§ Material provided:
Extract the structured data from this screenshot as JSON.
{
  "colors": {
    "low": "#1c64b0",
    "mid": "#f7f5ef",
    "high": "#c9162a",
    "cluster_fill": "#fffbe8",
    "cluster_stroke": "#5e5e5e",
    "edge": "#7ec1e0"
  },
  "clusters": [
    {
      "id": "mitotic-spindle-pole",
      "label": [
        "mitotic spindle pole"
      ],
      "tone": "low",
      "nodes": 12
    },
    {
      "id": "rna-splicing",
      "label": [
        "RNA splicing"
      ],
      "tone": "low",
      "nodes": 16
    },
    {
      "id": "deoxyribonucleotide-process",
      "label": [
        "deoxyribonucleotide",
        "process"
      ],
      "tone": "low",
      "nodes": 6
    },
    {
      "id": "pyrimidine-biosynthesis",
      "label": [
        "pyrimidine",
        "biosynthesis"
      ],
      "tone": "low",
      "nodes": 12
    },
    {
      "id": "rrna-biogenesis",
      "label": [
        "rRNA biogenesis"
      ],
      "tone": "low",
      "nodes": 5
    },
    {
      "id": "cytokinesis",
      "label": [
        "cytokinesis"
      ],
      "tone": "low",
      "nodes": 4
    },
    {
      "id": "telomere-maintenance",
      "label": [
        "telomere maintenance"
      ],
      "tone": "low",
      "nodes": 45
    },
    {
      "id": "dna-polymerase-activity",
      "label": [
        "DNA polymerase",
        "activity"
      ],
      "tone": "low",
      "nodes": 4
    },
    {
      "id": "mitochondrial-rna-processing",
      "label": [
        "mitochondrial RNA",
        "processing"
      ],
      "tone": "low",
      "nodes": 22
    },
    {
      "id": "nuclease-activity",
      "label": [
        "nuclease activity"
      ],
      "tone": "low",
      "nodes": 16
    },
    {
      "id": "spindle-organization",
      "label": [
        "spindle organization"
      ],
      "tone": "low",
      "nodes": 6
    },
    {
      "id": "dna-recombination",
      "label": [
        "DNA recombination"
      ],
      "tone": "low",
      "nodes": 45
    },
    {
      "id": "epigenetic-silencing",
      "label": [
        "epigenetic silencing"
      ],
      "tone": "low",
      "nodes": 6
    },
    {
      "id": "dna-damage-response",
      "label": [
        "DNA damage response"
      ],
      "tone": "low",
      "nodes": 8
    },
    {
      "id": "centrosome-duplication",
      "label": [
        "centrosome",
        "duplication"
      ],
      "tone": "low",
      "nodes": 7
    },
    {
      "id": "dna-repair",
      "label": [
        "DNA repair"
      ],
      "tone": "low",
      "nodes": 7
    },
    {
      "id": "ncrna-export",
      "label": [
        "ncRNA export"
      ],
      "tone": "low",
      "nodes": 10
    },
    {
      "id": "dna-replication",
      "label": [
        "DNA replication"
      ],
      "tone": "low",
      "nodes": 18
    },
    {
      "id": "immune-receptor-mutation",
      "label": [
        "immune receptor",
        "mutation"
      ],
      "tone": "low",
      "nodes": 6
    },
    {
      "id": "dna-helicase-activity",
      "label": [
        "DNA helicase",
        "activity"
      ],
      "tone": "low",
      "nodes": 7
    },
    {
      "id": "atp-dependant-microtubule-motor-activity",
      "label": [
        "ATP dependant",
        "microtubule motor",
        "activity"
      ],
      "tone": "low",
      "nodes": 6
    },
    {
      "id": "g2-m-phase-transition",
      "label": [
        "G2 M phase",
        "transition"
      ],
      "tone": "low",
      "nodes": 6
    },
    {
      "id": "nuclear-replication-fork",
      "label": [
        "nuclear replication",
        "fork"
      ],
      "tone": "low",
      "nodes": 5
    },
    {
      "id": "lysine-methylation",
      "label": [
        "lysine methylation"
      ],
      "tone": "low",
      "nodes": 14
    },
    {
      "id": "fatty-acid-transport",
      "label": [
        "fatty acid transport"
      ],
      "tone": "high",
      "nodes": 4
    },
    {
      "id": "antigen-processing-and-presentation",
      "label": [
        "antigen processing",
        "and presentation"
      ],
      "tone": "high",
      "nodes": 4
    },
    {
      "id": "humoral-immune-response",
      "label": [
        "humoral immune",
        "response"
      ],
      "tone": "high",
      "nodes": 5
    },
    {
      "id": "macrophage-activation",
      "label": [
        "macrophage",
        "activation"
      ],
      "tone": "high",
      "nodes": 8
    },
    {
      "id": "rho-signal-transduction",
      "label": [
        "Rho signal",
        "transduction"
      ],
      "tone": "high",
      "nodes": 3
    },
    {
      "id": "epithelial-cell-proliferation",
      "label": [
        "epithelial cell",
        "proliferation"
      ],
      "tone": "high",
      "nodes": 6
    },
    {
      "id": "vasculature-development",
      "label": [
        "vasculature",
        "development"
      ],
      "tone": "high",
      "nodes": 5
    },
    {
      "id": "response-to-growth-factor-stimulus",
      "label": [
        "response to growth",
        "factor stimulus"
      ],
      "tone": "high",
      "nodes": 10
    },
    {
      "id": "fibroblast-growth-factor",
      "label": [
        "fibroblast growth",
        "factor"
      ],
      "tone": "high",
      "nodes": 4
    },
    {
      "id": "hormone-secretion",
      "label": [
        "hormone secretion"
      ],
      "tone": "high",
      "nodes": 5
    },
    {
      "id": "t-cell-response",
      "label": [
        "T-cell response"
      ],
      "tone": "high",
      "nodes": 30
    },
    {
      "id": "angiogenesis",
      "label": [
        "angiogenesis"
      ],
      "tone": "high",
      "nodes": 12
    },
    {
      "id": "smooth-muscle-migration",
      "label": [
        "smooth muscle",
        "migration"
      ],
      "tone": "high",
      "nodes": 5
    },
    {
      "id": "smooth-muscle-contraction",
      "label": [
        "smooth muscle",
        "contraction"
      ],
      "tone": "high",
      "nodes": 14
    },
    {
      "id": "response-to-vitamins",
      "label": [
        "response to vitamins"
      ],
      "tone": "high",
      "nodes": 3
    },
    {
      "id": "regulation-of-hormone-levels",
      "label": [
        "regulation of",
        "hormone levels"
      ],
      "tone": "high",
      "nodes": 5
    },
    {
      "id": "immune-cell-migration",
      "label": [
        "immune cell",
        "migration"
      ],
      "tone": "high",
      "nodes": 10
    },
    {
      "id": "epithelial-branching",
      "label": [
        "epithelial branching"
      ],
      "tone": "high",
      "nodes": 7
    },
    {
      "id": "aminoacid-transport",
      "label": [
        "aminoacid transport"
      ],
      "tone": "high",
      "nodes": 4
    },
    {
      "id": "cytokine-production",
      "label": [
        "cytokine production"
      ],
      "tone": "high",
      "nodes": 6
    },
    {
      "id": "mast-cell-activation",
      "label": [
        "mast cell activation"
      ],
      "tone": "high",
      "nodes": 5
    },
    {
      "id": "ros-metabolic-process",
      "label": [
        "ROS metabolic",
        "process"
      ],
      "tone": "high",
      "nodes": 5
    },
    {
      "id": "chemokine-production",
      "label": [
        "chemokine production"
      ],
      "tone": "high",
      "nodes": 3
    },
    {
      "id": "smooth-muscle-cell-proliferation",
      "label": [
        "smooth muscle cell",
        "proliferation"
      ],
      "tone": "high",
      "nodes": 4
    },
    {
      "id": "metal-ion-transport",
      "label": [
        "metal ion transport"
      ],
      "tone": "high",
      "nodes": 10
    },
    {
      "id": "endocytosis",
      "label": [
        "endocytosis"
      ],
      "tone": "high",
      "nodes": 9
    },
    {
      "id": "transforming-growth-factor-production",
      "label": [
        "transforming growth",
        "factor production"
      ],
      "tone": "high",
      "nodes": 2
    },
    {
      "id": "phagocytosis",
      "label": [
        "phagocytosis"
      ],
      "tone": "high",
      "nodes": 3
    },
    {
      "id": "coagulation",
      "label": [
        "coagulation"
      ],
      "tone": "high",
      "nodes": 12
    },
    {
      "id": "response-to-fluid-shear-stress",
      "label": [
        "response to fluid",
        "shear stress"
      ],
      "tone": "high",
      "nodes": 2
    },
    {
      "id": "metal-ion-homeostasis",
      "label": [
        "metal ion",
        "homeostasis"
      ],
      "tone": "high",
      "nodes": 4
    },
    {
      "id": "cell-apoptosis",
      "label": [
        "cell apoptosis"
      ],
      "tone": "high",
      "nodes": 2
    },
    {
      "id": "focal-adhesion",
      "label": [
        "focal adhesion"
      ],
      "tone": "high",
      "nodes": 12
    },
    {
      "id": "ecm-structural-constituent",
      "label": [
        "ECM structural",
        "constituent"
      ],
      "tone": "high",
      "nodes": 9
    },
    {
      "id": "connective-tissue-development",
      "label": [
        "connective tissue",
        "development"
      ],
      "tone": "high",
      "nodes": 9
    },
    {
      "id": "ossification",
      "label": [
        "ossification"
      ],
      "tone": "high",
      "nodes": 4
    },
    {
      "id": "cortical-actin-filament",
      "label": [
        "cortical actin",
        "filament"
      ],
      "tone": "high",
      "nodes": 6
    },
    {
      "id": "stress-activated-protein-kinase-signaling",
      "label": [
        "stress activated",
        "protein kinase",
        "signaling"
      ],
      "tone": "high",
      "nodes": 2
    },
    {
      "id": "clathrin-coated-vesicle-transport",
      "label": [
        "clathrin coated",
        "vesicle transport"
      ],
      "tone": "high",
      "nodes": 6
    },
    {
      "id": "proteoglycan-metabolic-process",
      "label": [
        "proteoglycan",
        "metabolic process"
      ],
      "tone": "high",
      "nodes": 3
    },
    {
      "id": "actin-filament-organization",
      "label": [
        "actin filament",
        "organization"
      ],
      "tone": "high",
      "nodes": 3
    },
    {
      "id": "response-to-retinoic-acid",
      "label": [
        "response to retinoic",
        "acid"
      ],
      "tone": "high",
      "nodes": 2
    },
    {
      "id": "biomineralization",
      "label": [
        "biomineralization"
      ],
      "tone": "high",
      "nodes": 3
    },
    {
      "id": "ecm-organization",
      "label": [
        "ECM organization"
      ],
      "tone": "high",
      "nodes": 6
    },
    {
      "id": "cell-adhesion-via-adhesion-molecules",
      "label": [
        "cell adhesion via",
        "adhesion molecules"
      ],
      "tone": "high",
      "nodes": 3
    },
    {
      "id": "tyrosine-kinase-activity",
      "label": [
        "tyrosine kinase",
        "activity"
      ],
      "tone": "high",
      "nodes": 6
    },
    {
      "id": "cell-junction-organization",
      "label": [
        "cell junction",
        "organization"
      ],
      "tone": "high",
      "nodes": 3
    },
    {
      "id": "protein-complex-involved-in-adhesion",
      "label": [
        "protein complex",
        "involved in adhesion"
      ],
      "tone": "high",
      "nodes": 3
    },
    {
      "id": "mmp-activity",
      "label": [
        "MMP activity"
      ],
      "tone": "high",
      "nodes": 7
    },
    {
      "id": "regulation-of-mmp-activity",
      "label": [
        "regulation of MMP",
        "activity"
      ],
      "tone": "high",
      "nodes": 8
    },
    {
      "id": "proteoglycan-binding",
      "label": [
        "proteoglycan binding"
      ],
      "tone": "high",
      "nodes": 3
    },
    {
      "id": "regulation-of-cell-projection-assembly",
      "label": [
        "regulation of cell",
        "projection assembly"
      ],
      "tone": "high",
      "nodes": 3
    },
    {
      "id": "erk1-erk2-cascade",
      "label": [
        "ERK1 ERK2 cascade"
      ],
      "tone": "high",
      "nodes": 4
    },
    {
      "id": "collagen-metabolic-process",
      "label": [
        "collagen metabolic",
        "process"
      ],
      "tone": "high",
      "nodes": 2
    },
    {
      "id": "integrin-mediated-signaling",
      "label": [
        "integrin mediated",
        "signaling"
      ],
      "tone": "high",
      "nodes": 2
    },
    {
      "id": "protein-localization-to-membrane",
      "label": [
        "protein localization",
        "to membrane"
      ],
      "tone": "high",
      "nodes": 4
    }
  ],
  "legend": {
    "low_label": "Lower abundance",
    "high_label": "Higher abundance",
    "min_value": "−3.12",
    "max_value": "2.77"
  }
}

§ Exercise details: Some lines above contain the word "centrosome". Copy each of them.

§ Written reply:
      "id": "centrosome-duplication",
        "centrosome",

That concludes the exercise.